Starting at the line that contains "Serialize everything readable", transcribe every remaining line of the entries exactly, including the last one.

■ Information provided:

═══

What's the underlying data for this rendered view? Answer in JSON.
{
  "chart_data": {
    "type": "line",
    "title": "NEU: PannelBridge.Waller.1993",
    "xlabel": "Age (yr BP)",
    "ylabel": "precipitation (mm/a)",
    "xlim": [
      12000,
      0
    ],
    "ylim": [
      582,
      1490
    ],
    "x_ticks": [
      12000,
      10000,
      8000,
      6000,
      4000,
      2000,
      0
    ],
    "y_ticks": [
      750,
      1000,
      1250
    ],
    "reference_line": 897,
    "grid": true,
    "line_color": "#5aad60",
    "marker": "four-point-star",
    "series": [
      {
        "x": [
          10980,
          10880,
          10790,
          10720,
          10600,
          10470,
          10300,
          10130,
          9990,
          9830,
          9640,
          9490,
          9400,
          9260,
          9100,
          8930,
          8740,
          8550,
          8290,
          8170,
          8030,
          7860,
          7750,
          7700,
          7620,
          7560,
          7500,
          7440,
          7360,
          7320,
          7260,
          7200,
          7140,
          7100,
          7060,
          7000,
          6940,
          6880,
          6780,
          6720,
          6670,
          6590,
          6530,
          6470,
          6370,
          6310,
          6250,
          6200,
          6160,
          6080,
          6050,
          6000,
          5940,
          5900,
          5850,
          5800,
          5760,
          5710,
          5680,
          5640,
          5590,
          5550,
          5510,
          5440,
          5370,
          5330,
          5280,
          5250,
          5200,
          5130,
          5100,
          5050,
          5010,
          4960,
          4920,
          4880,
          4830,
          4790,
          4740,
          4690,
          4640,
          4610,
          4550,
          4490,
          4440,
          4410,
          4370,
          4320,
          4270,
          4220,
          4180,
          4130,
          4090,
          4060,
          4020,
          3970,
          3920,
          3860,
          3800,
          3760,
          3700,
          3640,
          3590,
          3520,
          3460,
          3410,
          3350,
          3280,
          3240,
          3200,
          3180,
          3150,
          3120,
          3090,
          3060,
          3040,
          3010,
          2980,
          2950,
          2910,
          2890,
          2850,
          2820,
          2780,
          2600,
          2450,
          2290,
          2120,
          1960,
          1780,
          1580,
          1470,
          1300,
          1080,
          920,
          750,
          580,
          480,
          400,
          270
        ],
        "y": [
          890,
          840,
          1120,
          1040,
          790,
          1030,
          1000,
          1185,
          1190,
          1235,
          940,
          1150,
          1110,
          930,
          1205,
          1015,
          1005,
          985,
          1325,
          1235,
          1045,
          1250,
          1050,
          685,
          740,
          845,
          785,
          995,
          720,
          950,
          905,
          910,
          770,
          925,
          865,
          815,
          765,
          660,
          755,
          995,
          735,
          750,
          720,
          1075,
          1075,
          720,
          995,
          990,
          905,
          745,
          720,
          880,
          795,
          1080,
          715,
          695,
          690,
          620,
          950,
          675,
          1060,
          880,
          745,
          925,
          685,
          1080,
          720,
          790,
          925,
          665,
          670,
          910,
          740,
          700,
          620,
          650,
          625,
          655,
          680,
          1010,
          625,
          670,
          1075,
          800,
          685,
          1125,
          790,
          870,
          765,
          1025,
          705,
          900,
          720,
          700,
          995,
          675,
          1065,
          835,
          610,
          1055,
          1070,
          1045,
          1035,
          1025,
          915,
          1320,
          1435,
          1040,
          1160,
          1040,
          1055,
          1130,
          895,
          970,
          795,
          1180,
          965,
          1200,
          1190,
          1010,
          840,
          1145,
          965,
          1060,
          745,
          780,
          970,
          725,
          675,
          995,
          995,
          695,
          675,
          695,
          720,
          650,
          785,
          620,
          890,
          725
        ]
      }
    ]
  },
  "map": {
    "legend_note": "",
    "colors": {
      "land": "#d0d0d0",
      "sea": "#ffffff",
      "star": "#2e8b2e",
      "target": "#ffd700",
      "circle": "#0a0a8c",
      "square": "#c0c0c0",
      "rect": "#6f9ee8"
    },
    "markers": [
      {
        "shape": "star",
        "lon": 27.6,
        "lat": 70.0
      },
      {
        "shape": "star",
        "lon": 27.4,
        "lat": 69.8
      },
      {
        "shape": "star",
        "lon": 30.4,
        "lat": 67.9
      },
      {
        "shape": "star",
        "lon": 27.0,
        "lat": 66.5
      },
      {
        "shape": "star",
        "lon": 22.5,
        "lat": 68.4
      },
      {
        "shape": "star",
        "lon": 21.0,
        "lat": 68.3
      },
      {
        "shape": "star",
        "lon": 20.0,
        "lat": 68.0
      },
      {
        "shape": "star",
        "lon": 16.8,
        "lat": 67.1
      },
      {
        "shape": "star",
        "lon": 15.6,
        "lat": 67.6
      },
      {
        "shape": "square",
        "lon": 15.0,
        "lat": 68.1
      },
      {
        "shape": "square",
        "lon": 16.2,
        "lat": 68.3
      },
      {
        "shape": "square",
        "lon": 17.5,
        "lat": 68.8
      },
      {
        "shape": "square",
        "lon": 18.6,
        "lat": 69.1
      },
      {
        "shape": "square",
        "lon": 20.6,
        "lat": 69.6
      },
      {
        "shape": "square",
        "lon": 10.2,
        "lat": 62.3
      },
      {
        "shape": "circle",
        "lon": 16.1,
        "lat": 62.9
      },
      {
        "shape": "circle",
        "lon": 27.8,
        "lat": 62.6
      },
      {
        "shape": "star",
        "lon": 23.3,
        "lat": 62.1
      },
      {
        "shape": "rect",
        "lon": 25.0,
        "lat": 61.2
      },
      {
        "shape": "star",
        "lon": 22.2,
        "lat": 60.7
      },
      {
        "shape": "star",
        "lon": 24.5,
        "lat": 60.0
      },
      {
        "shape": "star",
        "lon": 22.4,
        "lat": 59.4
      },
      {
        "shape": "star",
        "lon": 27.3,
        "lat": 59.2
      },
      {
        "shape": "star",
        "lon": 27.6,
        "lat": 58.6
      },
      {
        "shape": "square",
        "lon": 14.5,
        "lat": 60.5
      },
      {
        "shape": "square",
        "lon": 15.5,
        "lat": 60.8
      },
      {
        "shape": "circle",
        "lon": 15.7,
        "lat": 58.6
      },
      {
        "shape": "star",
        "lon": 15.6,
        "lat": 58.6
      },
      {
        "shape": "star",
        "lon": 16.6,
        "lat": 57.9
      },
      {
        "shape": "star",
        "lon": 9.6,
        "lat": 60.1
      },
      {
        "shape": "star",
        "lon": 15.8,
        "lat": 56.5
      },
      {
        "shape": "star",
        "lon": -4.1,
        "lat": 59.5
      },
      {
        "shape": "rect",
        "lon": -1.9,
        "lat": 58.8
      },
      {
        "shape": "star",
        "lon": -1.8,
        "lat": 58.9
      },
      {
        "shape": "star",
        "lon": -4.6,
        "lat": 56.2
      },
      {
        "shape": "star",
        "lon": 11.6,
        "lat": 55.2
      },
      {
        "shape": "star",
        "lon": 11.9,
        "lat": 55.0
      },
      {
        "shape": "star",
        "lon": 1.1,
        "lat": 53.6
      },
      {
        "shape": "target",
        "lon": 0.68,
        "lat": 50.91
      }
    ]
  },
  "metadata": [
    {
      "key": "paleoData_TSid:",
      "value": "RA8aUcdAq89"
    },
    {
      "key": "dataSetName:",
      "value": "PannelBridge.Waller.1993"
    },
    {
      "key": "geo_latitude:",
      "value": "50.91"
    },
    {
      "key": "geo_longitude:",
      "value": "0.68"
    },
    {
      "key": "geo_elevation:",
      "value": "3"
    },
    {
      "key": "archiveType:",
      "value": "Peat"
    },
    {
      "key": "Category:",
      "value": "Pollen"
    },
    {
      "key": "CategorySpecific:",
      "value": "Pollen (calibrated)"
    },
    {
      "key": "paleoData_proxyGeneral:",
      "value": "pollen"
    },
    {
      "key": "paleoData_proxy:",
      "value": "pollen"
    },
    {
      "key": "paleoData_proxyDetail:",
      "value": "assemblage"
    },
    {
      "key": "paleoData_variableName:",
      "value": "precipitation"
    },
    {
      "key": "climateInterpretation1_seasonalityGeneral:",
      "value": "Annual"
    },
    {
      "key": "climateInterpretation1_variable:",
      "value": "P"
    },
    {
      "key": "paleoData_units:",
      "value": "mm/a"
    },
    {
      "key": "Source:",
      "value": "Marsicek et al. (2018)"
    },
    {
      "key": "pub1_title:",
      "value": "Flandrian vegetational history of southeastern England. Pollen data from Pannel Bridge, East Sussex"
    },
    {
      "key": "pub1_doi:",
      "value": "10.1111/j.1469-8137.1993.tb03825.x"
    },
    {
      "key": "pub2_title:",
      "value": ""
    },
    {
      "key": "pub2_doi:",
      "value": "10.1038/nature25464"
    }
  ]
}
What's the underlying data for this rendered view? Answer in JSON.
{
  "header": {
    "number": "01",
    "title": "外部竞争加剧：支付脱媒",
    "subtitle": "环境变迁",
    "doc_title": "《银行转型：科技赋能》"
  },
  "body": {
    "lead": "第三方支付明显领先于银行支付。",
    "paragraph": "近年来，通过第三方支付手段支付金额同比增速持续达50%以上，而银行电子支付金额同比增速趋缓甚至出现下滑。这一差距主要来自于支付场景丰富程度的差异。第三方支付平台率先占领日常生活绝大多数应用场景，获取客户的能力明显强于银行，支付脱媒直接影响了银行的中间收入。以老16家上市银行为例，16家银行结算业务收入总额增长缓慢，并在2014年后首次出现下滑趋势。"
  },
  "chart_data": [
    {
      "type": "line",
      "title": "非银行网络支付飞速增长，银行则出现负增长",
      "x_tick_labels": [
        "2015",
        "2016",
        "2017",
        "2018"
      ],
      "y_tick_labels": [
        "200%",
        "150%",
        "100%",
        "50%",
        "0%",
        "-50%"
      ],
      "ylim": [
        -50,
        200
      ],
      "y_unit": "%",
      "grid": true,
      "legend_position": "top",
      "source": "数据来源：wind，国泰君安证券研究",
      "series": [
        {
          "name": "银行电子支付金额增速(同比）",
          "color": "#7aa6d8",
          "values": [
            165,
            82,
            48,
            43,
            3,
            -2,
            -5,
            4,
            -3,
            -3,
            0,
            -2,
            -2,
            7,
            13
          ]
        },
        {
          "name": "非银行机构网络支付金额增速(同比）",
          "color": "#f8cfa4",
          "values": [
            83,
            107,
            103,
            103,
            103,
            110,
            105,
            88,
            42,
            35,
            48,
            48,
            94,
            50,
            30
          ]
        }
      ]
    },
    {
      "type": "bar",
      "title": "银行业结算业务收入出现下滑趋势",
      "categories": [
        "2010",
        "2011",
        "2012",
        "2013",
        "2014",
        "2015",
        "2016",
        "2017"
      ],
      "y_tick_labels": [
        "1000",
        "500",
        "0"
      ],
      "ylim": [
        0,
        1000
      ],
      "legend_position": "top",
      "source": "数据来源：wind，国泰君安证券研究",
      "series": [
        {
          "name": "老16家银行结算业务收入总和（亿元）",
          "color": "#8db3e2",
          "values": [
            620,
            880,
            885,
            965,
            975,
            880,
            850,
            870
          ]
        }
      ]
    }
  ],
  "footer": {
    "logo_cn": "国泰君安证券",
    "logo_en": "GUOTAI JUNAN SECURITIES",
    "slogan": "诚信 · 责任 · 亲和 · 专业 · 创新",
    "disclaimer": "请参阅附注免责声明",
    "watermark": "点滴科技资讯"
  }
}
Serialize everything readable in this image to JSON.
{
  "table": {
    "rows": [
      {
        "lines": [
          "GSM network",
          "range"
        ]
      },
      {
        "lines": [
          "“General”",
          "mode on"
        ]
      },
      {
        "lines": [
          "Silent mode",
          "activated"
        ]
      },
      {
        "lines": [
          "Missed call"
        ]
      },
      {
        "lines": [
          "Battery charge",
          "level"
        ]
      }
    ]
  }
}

═══

■ Output below:
Serialize everything readable in this image to JSON.
{
  "table": {
    "rows": [
      {
        "lines": [
          "GSM network",
          "range"
        ]
      },
      {
        "lines": [
          "“General”",
          "mode on"
        ]
      },
      {
        "lines": [
          "Silent mode",
          "activated"
        ]
      },
      {
        "lines": [
          "Missed call"
        ]
      },
      {
        "lines": [
          "Battery charge",
          "level"
        ]
      }
    ]
  }
}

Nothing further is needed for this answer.